| THE TASKS |
**A)** Return the passage on Finland's rail signaling upgrade word for word, from "Finland take an" up to and including "Mobile Communication System).".
**B)** Which abbreviations appear in the passage on Finland's rail signaling upgrade? List each one once.
**C)** Write what comes next in the passage on Finland's rail signaling upgrade, picking up after its final sentence.
** Begin SOURCE PASSAGE **
Finland take an enormous leap towards European Rail Traffic Management Systems (ERTMS) and Future Rail Mobile Connection Systems (FRMCS), says in an article that has been published in the Global Railway Review.

The current train control system in Finland is expected to reach the end of its lifecycle around 2040. The ambition is to seamlessly move to the European Railway Traffic Management System (ERTMS) and a modern radio based ETCS (European Train Control System). Current regulations make it mandatory for Finland, as an EU Member State, to update its systems and to exhibit interoperability with other next-generation European systems. The radio network will be based on the joint European FRMCS (Future Railway Mobile Communication System).
** End SOURCE PASSAGE **
** Begin DATA SHOWN **
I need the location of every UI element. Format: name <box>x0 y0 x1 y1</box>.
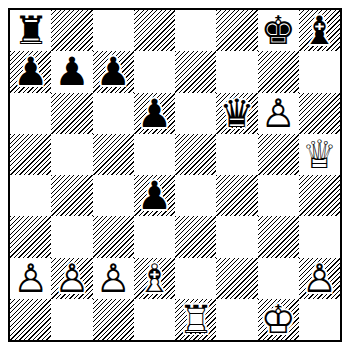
** End DATA SHOWN **
| PER-TASK ANSWERS |
**A)**
Finland take an enormous leap towards European Rail Traffic Management Systems (ERTMS) and Future Rail Mobile Connection Systems (FRMCS), says in an article that has been published in the Global Railway Review.

The current train control system in Finland is expected to reach the end of its lifecycle around 2040. The ambition is to seamlessly move to the European Railway Traffic Management System (ERTMS) and a modern radio based ETCS (European Train Control System). Current regulations make it mandatory for Finland, as an EU Member State, to update its systems and to exhibit interoperability with other next-generation European systems. The radio network will be based on the joint European FRMCS (Future Railway Mobile Communication System).

**B)**
ERTMS
FRMCS
ETCS
EU

**C)**
In 2023, as part of Finland’s work to update its systems in preparation for commercial traffic to begin in 2027 utilising the next-gen ERTMS, a test train project was initiated to connect a train with its OBU (on-board unit) to prove that a locomotive could reliably move, obey commands and contain the necessary built in safety measures. In late 2023, and ongoing in 2024, the work progressed to testing and measurement in a real-world scenario.

The 2023 test train project was named ‘KoKoHa’ after the Kouvola–Kotka–Hamina test track section set up in southern Finland. The precise goal was two-fold: to use the system version 2.1 OBU with GPRS (general packet radio service), with GPRS the standard service currently installed throughout Europe, and to prove that the “best effort” variant of FRMCS also works with OBU 2.1.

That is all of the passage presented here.